* What this task involves *
If a line in the records below contains the word "Windows", copy it.

** Data for this exercise follows **

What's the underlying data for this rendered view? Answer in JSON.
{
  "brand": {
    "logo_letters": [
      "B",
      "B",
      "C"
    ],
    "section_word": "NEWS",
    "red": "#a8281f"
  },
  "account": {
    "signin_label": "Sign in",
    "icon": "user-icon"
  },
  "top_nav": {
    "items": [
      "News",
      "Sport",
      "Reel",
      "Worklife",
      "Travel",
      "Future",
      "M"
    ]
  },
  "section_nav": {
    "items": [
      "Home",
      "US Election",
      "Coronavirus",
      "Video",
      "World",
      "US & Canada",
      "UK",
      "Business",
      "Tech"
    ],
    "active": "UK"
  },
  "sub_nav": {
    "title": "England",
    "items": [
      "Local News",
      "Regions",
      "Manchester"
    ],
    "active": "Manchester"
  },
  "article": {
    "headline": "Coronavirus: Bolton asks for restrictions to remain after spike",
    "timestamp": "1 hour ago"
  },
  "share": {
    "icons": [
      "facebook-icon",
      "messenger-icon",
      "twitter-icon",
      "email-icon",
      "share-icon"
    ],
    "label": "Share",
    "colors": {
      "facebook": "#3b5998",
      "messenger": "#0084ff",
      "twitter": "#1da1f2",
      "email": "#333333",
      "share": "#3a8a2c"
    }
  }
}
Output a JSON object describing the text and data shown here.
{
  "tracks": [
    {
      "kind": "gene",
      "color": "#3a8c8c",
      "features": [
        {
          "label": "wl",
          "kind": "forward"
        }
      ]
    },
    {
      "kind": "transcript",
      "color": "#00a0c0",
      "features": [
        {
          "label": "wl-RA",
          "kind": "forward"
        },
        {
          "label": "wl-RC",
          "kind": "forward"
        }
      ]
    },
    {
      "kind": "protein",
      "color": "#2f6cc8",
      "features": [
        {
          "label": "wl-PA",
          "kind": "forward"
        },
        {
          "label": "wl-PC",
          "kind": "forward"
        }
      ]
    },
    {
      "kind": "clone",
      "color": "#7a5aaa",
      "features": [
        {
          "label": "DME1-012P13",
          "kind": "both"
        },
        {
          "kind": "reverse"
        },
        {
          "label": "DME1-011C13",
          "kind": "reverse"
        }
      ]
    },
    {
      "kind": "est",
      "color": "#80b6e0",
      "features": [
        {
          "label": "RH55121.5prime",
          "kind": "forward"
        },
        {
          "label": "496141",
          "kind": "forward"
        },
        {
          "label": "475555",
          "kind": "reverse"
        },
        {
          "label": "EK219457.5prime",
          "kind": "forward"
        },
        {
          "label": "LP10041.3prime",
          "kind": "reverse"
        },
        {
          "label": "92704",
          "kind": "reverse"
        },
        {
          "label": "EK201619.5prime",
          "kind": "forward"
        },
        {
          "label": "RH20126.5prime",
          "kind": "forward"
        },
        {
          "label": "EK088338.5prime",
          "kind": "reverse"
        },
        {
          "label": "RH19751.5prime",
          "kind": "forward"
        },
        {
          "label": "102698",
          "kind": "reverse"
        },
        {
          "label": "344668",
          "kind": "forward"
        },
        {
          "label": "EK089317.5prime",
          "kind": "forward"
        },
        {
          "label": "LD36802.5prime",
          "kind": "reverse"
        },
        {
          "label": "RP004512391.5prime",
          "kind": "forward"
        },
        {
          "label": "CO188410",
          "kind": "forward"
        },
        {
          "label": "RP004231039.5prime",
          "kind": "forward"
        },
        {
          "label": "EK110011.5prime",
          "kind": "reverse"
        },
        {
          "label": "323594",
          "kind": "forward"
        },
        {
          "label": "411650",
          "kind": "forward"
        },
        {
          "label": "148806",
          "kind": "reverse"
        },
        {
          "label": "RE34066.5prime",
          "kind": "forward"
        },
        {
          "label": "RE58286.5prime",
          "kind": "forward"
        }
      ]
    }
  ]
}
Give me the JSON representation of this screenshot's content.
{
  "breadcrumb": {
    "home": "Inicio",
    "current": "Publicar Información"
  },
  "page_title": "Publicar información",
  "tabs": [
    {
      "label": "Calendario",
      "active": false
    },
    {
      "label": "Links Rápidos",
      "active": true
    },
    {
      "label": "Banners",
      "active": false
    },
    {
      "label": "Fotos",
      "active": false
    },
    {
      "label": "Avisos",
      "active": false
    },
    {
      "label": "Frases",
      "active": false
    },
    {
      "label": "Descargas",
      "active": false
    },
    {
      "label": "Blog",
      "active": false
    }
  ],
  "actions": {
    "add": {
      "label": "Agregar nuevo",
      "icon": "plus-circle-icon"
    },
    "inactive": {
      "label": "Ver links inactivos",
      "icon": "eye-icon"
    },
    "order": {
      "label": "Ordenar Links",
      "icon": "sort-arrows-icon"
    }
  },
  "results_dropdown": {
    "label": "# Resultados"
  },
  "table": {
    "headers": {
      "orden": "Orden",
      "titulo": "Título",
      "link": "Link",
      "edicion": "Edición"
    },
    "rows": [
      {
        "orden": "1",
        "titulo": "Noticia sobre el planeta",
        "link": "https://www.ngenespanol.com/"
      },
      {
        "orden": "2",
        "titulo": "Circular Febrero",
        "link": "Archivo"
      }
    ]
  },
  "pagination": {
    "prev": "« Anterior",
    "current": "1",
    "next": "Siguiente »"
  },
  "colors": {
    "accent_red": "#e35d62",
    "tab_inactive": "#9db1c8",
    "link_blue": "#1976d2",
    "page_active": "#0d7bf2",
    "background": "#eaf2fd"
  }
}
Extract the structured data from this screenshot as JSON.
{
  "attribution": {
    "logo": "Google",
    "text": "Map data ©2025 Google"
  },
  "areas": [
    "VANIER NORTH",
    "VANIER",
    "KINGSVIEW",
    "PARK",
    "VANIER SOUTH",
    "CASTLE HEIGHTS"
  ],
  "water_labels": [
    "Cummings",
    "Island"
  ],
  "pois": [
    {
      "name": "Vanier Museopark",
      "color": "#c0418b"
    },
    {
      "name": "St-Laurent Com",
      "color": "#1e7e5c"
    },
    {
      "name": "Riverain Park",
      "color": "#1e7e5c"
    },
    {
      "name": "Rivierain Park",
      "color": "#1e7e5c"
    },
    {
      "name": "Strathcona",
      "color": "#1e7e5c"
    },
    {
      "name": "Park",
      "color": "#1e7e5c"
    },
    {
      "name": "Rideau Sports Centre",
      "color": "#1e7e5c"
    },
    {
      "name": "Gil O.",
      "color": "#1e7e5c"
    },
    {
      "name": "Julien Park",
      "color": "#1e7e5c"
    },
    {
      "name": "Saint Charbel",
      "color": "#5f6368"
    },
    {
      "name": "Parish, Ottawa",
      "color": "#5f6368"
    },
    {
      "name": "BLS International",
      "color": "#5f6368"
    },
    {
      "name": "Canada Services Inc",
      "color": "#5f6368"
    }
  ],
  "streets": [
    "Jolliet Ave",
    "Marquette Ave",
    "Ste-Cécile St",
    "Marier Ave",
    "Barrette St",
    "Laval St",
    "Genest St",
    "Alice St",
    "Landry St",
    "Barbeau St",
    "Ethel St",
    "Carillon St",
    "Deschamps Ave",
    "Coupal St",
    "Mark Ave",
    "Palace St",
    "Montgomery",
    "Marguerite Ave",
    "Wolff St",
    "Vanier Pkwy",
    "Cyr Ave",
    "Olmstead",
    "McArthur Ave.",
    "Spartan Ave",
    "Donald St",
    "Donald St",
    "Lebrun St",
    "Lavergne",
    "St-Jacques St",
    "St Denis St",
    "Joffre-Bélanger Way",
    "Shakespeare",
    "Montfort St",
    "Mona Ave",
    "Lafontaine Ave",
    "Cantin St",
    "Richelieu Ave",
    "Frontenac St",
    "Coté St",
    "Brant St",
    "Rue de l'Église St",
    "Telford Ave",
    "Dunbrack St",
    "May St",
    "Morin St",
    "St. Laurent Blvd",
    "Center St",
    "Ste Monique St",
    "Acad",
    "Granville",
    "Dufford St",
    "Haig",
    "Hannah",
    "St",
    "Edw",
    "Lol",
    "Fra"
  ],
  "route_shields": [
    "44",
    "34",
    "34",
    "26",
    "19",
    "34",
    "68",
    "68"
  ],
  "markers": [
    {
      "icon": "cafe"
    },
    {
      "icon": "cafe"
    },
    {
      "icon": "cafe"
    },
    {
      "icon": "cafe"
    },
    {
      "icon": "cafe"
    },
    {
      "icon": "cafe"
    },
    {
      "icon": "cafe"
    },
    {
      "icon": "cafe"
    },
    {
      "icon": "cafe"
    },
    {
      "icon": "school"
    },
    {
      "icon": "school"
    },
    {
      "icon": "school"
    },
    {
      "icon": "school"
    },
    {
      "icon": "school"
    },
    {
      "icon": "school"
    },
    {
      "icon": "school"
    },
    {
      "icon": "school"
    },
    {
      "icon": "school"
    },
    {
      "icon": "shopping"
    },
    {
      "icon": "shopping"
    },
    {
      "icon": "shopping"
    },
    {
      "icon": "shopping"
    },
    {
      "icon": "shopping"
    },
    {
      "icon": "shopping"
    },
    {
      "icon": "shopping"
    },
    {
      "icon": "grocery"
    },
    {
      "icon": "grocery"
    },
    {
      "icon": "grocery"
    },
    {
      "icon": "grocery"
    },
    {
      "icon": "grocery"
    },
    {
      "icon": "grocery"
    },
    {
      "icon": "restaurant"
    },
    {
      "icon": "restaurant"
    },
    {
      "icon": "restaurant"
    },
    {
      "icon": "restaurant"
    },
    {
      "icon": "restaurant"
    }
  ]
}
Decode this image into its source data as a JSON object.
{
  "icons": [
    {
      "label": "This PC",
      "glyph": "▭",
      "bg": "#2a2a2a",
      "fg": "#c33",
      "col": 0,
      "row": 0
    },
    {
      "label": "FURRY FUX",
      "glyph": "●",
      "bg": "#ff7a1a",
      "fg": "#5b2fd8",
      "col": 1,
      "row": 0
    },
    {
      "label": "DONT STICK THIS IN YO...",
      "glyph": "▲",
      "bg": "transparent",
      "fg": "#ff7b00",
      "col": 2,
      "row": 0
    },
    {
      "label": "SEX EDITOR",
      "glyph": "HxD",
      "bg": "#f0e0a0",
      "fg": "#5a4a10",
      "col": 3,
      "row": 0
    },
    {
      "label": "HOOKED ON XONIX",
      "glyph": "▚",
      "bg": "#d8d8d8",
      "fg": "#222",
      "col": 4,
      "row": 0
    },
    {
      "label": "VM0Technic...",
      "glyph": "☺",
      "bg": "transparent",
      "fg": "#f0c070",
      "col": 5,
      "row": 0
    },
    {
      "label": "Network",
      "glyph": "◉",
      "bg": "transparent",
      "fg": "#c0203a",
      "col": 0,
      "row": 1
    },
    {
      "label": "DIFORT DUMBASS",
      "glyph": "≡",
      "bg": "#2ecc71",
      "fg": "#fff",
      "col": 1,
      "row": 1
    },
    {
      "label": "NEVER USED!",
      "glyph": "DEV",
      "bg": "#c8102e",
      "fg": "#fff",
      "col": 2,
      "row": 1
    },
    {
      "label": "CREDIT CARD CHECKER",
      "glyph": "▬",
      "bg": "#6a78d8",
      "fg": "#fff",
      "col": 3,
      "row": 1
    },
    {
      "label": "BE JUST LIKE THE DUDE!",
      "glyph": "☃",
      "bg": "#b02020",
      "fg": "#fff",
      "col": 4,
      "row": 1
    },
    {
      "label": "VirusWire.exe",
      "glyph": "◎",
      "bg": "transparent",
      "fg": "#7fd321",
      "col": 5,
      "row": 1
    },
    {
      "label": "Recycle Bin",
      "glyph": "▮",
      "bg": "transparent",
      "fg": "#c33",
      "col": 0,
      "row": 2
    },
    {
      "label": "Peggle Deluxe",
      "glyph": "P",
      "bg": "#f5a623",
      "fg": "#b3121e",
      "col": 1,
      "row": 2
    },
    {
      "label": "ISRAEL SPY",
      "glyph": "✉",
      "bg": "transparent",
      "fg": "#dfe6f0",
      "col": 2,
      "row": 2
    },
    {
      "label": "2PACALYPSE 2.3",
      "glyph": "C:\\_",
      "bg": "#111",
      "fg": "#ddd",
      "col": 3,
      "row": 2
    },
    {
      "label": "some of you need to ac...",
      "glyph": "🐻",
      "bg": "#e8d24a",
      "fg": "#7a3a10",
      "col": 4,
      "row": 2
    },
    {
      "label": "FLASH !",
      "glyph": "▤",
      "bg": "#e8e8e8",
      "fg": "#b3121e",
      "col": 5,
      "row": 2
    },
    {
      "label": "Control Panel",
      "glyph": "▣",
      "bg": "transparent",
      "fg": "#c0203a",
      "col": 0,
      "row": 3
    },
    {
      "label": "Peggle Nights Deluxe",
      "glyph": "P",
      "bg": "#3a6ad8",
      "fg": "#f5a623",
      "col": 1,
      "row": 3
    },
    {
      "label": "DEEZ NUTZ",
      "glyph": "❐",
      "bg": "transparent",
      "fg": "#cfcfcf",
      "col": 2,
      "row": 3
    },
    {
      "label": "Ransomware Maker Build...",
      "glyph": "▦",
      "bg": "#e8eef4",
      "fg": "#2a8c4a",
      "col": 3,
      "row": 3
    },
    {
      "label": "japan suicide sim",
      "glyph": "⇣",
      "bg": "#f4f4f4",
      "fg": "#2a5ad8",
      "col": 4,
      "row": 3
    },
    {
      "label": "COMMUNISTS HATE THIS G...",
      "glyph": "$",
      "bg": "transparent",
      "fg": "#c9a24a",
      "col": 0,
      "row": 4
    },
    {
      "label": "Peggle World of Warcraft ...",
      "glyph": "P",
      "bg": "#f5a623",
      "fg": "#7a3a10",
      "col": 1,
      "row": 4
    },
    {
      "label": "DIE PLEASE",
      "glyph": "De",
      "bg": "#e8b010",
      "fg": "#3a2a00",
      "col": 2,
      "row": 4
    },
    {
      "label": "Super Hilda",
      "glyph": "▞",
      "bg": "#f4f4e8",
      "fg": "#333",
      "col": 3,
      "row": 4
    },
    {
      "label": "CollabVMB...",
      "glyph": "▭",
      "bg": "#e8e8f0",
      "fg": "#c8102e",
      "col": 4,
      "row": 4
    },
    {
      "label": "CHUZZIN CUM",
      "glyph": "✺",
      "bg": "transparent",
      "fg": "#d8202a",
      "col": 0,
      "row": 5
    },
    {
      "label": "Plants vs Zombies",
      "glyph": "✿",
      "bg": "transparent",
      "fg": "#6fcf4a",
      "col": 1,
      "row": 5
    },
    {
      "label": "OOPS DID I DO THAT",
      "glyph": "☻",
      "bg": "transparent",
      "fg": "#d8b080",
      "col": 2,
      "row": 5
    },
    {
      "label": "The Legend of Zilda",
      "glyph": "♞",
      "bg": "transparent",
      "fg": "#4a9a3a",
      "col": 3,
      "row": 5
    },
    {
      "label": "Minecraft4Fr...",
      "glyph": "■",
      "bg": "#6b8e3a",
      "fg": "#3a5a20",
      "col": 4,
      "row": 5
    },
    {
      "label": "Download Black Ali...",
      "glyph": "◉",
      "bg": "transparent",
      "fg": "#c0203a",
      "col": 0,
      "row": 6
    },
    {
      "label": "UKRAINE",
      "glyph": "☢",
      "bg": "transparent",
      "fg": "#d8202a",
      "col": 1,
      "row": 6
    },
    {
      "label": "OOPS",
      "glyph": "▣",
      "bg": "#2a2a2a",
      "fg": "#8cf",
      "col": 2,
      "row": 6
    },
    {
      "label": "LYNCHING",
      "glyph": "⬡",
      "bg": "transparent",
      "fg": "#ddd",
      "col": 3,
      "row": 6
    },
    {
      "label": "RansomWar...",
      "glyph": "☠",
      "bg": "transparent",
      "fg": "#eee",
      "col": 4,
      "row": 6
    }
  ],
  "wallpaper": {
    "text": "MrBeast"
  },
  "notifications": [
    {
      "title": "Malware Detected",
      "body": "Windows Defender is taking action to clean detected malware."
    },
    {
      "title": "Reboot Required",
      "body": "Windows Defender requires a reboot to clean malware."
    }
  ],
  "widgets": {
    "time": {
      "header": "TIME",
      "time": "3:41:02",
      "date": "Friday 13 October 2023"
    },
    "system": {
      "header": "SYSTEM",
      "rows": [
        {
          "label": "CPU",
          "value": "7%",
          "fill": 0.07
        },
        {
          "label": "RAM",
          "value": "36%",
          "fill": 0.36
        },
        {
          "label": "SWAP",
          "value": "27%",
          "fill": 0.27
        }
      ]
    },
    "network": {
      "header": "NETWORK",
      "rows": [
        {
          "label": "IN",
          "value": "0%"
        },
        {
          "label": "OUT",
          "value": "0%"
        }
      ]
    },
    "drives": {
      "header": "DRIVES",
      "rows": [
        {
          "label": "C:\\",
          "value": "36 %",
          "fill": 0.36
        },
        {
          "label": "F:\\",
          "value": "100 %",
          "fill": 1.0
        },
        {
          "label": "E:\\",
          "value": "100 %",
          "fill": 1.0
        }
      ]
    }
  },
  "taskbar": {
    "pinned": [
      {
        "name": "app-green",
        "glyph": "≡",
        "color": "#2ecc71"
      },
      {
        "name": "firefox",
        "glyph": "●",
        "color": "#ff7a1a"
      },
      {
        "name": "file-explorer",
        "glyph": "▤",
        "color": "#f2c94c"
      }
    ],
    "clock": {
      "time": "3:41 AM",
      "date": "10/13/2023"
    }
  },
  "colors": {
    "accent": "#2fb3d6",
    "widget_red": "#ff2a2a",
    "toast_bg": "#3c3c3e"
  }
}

** End of Data for this exercise **

* Response for this exercise *
      "body": "Windows Defender is taking action to clean detected malware."
      "body": "Windows Defender requires a reboot to clean malware."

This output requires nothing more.